• EXERCISE MATERIALS:
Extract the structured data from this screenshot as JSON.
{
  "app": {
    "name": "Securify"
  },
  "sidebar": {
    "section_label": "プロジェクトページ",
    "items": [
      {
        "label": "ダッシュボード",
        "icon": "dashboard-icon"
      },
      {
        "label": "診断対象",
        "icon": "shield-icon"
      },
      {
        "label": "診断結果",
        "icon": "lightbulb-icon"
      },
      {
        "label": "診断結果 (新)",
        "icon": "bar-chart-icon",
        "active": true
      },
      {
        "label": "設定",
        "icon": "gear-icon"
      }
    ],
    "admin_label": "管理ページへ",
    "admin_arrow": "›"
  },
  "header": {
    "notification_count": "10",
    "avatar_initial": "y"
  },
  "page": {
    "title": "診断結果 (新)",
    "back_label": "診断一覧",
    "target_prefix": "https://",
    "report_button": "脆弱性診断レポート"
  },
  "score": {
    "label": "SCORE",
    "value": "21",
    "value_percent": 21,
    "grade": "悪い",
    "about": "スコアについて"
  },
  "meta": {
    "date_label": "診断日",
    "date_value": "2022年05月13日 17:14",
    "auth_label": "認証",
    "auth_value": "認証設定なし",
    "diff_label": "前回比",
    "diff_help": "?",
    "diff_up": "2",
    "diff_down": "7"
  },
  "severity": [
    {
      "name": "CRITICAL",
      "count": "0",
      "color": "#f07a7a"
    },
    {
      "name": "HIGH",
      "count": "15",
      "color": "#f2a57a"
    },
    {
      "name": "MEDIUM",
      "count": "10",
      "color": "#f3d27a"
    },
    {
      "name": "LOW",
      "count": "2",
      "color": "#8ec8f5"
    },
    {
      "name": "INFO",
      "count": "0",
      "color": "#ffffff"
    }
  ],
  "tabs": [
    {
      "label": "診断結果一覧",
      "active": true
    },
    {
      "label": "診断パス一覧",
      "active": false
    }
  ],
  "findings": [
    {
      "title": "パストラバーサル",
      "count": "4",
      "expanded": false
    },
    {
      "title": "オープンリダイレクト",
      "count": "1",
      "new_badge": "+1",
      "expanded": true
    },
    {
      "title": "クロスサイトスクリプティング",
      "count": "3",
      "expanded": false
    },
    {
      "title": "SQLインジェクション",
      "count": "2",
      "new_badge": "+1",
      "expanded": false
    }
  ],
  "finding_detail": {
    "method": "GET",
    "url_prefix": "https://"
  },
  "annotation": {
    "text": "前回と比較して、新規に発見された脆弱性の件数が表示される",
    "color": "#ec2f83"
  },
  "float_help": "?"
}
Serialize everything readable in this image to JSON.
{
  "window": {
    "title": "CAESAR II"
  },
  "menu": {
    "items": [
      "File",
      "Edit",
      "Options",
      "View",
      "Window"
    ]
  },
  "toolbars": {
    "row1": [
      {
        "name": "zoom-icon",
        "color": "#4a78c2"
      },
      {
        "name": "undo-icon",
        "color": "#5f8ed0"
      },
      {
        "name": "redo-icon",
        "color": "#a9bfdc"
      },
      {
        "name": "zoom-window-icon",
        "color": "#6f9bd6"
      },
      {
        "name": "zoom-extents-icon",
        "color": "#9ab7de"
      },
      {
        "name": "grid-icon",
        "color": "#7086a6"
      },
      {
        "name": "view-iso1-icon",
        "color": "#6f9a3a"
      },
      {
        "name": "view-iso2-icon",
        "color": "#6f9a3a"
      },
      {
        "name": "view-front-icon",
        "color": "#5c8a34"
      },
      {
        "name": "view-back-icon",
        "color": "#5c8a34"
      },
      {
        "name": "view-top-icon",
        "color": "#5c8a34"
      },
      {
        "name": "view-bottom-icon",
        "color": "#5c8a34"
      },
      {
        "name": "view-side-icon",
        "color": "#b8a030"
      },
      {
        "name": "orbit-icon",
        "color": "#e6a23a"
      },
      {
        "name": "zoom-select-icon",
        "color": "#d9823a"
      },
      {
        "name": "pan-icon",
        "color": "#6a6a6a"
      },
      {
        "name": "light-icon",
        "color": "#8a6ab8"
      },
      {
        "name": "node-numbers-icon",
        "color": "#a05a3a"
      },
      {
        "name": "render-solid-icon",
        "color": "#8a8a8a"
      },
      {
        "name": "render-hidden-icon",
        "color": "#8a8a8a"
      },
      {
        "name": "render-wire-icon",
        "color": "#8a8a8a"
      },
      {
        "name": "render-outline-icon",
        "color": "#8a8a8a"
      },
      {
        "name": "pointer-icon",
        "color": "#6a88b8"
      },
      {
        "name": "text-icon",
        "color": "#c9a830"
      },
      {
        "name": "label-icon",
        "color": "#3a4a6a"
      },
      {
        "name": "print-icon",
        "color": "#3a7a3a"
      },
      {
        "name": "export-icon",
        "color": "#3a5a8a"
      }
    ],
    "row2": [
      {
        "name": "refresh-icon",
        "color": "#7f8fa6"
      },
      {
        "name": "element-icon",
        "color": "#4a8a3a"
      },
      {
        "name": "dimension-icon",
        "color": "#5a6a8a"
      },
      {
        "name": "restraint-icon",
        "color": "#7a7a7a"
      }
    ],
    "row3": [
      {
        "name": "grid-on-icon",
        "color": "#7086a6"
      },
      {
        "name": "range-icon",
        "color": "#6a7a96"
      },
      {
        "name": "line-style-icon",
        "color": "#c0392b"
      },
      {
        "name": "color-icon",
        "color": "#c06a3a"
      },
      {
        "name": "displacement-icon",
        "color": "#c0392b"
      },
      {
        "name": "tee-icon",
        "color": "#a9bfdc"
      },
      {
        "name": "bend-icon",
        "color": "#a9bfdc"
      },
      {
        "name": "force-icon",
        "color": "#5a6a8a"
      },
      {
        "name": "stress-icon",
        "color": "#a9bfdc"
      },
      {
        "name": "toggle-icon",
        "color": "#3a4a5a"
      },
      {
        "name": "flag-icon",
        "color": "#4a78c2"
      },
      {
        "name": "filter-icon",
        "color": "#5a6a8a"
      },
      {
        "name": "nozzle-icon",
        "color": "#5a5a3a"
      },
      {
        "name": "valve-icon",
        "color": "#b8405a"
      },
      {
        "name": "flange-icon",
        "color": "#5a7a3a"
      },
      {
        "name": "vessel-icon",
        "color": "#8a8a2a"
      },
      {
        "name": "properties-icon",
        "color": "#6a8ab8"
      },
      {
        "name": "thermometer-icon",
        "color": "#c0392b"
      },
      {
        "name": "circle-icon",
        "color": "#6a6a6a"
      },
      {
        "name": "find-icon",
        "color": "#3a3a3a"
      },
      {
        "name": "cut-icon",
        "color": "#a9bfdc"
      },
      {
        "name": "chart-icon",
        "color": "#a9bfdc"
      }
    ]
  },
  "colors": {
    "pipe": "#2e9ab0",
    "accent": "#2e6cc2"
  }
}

• DESCRIPTION OF THE TASK:
Reproduce all of the entries word for word.

• CORRECT RESULT:
Extract the structured data from this screenshot as JSON.
{
  "app": {
    "name": "Securify"
  },
  "sidebar": {
    "section_label": "プロジェクトページ",
    "items": [
      {
        "label": "ダッシュボード",
        "icon": "dashboard-icon"
      },
      {
        "label": "診断対象",
        "icon": "shield-icon"
      },
      {
        "label": "診断結果",
        "icon": "lightbulb-icon"
      },
      {
        "label": "診断結果 (新)",
        "icon": "bar-chart-icon",
        "active": true
      },
      {
        "label": "設定",
        "icon": "gear-icon"
      }
    ],
    "admin_label": "管理ページへ",
    "admin_arrow": "›"
  },
  "header": {
    "notification_count": "10",
    "avatar_initial": "y"
  },
  "page": {
    "title": "診断結果 (新)",
    "back_label": "診断一覧",
    "target_prefix": "https://",
    "report_button": "脆弱性診断レポート"
  },
  "score": {
    "label": "SCORE",
    "value": "21",
    "value_percent": 21,
    "grade": "悪い",
    "about": "スコアについて"
  },
  "meta": {
    "date_label": "診断日",
    "date_value": "2022年05月13日 17:14",
    "auth_label": "認証",
    "auth_value": "認証設定なし",
    "diff_label": "前回比",
    "diff_help": "?",
    "diff_up": "2",
    "diff_down": "7"
  },
  "severity": [
    {
      "name": "CRITICAL",
      "count": "0",
      "color": "#f07a7a"
    },
    {
      "name": "HIGH",
      "count": "15",
      "color": "#f2a57a"
    },
    {
      "name": "MEDIUM",
      "count": "10",
      "color": "#f3d27a"
    },
    {
      "name": "LOW",
      "count": "2",
      "color": "#8ec8f5"
    },
    {
      "name": "INFO",
      "count": "0",
      "color": "#ffffff"
    }
  ],
  "tabs": [
    {
      "label": "診断結果一覧",
      "active": true
    },
    {
      "label": "診断パス一覧",
      "active": false
    }
  ],
  "findings": [
    {
      "title": "パストラバーサル",
      "count": "4",
      "expanded": false
    },
    {
      "title": "オープンリダイレクト",
      "count": "1",
      "new_badge": "+1",
      "expanded": true
    },
    {
      "title": "クロスサイトスクリプティング",
      "count": "3",
      "expanded": false
    },
    {
      "title": "SQLインジェクション",
      "count": "2",
      "new_badge": "+1",
      "expanded": false
    }
  ],
  "finding_detail": {
    "method": "GET",
    "url_prefix": "https://"
  },
  "annotation": {
    "text": "前回と比較して、新規に発見された脆弱性の件数が表示される",
    "color": "#ec2f83"
  },
  "float_help": "?"
}
Serialize everything readable in this image to JSON.
{
  "window": {
    "title": "CAESAR II"
  },
  "menu": {
    "items": [
      "File",
      "Edit",
      "Options",
      "View",
      "Window"
    ]
  },
  "toolbars": {
    "row1": [
      {
        "name": "zoom-icon",
        "color": "#4a78c2"
      },
      {
        "name": "undo-icon",
        "color": "#5f8ed0"
      },
      {
        "name": "redo-icon",
        "color": "#a9bfdc"
      },
      {
        "name": "zoom-window-icon",
        "color": "#6f9bd6"
      },
      {
        "name": "zoom-extents-icon",
        "color": "#9ab7de"
      },
      {
        "name": "grid-icon",
        "color": "#7086a6"
      },
      {
        "name": "view-iso1-icon",
        "color": "#6f9a3a"
      },
      {
        "name": "view-iso2-icon",
        "color": "#6f9a3a"
      },
      {
        "name": "view-front-icon",
        "color": "#5c8a34"
      },
      {
        "name": "view-back-icon",
        "color": "#5c8a34"
      },
      {
        "name": "view-top-icon",
        "color": "#5c8a34"
      },
      {
        "name": "view-bottom-icon",
        "color": "#5c8a34"
      },
      {
        "name": "view-side-icon",
        "color": "#b8a030"
      },
      {
        "name": "orbit-icon",
        "color": "#e6a23a"
      },
      {
        "name": "zoom-select-icon",
        "color": "#d9823a"
      },
      {
        "name": "pan-icon",
        "color": "#6a6a6a"
      },
      {
        "name": "light-icon",
        "color": "#8a6ab8"
      },
      {
        "name": "node-numbers-icon",
        "color": "#a05a3a"
      },
      {
        "name": "render-solid-icon",
        "color": "#8a8a8a"
      },
      {
        "name": "render-hidden-icon",
        "color": "#8a8a8a"
      },
      {
        "name": "render-wire-icon",
        "color": "#8a8a8a"
      },
      {
        "name": "render-outline-icon",
        "color": "#8a8a8a"
      },
      {
        "name": "pointer-icon",
        "color": "#6a88b8"
      },
      {
        "name": "text-icon",
        "color": "#c9a830"
      },
      {
        "name": "label-icon",
        "color": "#3a4a6a"
      },
      {
        "name": "print-icon",
        "color": "#3a7a3a"
      },
      {
        "name": "export-icon",
        "color": "#3a5a8a"
      }
    ],
    "row2": [
      {
        "name": "refresh-icon",
        "color": "#7f8fa6"
      },
      {
        "name": "element-icon",
        "color": "#4a8a3a"
      },
      {
        "name": "dimension-icon",
        "color": "#5a6a8a"
      },
      {
        "name": "restraint-icon",
        "color": "#7a7a7a"
      }
    ],
    "row3": [
      {
        "name": "grid-on-icon",
        "color": "#7086a6"
      },
      {
        "name": "range-icon",
        "color": "#6a7a96"
      },
      {
        "name": "line-style-icon",
        "color": "#c0392b"
      },
      {
        "name": "color-icon",
        "color": "#c06a3a"
      },
      {
        "name": "displacement-icon",
        "color": "#c0392b"
      },
      {
        "name": "tee-icon",
        "color": "#a9bfdc"
      },
      {
        "name": "bend-icon",
        "color": "#a9bfdc"
      },
      {
        "name": "force-icon",
        "color": "#5a6a8a"
      },
      {
        "name": "stress-icon",
        "color": "#a9bfdc"
      },
      {
        "name": "toggle-icon",
        "color": "#3a4a5a"
      },
      {
        "name": "flag-icon",
        "color": "#4a78c2"
      },
      {
        "name": "filter-icon",
        "color": "#5a6a8a"
      },
      {
        "name": "nozzle-icon",
        "color": "#5a5a3a"
      },
      {
        "name": "valve-icon",
        "color": "#b8405a"
      },
      {
        "name": "flange-icon",
        "color": "#5a7a3a"
      },
      {
        "name": "vessel-icon",
        "color": "#8a8a2a"
      },
      {
        "name": "properties-icon",
        "color": "#6a8ab8"
      },
      {
        "name": "thermometer-icon",
        "color": "#c0392b"
      },
      {
        "name": "circle-icon",
        "color": "#6a6a6a"
      },
      {
        "name": "find-icon",
        "color": "#3a3a3a"
      },
      {
        "name": "cut-icon",
        "color": "#a9bfdc"
      },
      {
        "name": "chart-icon",
        "color": "#a9bfdc"
      }
    ]
  },
  "colors": {
    "pipe": "#2e9ab0",
    "accent": "#2e6cc2"
  }
}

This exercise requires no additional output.